▸ WORK TO COMPLETE:
List the lines of this listing that hold the word "label".

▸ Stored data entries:
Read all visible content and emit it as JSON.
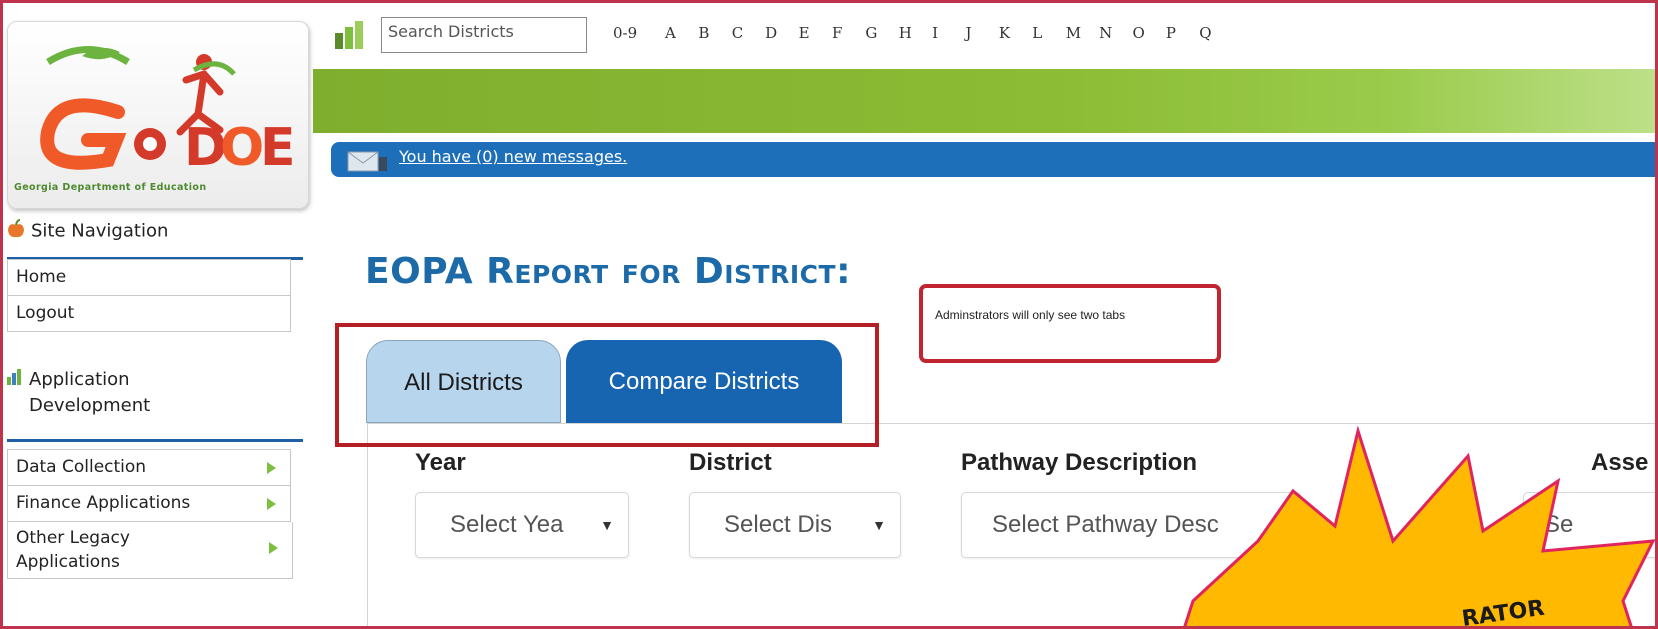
{
  "logo": {
    "text": "GaDOE",
    "tagline": "Georgia Department of Education",
    "colors": {
      "orange": "#f05a28",
      "green": "#6db33f",
      "red": "#d43a2a"
    }
  },
  "sidebar": {
    "site_nav_title": "Site Navigation",
    "site_nav_items": [
      {
        "label": "Home"
      },
      {
        "label": "Logout"
      }
    ],
    "app_dev_title": "Application Development",
    "app_dev_items": [
      {
        "label": "Data Collection",
        "icon": "triangle-right-icon"
      },
      {
        "label": "Finance Applications",
        "icon": "triangle-right-icon"
      },
      {
        "label": "Other Legacy Applications",
        "icon": "triangle-right-icon"
      }
    ]
  },
  "header": {
    "search_placeholder": "Search Districts",
    "alpha_index": [
      "0-9",
      "A",
      "B",
      "C",
      "D",
      "E",
      "F",
      "G",
      "H",
      "I",
      "J",
      "K",
      "L",
      "M",
      "N",
      "O",
      "P",
      "Q"
    ],
    "messages_link": "You have (0) new messages."
  },
  "report": {
    "title": "EOPA Report for District:",
    "note": "Adminstrators will only see two tabs",
    "tabs": [
      {
        "label": "All Districts",
        "active": false
      },
      {
        "label": "Compare Districts",
        "active": true
      }
    ],
    "filters": [
      {
        "label": "Year",
        "value": "Select Yea"
      },
      {
        "label": "District",
        "value": "Select Dis"
      },
      {
        "label": "Pathway Description",
        "value": "Select Pathway Desc"
      },
      {
        "label": "Asse",
        "value": "Se"
      }
    ]
  },
  "burst": {
    "text": "RATOR",
    "fill": "#ffb900",
    "stroke": "#e0245e"
  },
  "colors": {
    "accent_blue": "#1765b0",
    "tab_light": "#b8d5ee",
    "green_bar": "#8cbc35",
    "highlight_red": "#c22530"
  }
}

▸ WRITTEN ANSWER:
        "label": "Home"
        "label": "Logout"
        "label": "Data Collection",
        "label": "Finance Applications",
        "label": "Other Legacy Applications",
        "label": "All Districts",
        "label": "Compare Districts",
        "label": "Year",
        "label": "District",
        "label": "Pathway Description",
        "label": "Asse",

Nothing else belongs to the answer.